Data section
+===+
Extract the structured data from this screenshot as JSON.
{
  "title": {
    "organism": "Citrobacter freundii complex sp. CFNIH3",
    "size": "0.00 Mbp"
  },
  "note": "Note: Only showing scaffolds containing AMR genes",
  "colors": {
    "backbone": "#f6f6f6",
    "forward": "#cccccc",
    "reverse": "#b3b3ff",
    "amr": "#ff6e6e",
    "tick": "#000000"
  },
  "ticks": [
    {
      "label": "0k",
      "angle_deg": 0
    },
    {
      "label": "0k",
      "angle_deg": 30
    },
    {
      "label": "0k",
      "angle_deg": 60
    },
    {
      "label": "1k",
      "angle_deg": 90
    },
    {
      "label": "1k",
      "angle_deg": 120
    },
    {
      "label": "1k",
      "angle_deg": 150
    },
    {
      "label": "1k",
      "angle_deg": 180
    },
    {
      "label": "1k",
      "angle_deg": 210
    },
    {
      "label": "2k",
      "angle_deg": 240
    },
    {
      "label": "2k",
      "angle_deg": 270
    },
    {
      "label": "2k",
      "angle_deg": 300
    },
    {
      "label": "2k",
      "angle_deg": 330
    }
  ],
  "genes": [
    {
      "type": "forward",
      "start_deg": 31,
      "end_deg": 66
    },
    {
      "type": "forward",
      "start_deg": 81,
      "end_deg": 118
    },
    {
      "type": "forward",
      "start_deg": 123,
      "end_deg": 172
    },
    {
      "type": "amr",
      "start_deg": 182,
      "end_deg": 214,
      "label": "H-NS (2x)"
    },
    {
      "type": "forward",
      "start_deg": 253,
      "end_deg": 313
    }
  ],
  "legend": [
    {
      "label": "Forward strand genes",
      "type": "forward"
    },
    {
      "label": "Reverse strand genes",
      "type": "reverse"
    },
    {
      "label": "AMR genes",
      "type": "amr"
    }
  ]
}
+===+
About this exercise
The records above need to be duplicated. Keep every word unchanged.

Result
Extract the structured data from this screenshot as JSON.
{
  "title": {
    "organism": "Citrobacter freundii complex sp. CFNIH3",
    "size": "0.00 Mbp"
  },
  "note": "Note: Only showing scaffolds containing AMR genes",
  "colors": {
    "backbone": "#f6f6f6",
    "forward": "#cccccc",
    "reverse": "#b3b3ff",
    "amr": "#ff6e6e",
    "tick": "#000000"
  },
  "ticks": [
    {
      "label": "0k",
      "angle_deg": 0
    },
    {
      "label": "0k",
      "angle_deg": 30
    },
    {
      "label": "0k",
      "angle_deg": 60
    },
    {
      "label": "1k",
      "angle_deg": 90
    },
    {
      "label": "1k",
      "angle_deg": 120
    },
    {
      "label": "1k",
      "angle_deg": 150
    },
    {
      "label": "1k",
      "angle_deg": 180
    },
    {
      "label": "1k",
      "angle_deg": 210
    },
    {
      "label": "2k",
      "angle_deg": 240
    },
    {
      "label": "2k",
      "angle_deg": 270
    },
    {
      "label": "2k",
      "angle_deg": 300
    },
    {
      "label": "2k",
      "angle_deg": 330
    }
  ],
  "genes": [
    {
      "type": "forward",
      "start_deg": 31,
      "end_deg": 66
    },
    {
      "type": "forward",
      "start_deg": 81,
      "end_deg": 118
    },
    {
      "type": "forward",
      "start_deg": 123,
      "end_deg": 172
    },
    {
      "type": "amr",
      "start_deg": 182,
      "end_deg": 214,
      "label": "H-NS (2x)"
    },
    {
      "type": "forward",
      "start_deg": 253,
      "end_deg": 313
    }
  ],
  "legend": [
    {
      "label": "Forward strand genes",
      "type": "forward"
    },
    {
      "label": "Reverse strand genes",
      "type": "reverse"
    },
    {
      "label": "AMR genes",
      "type": "amr"
    }
  ]
}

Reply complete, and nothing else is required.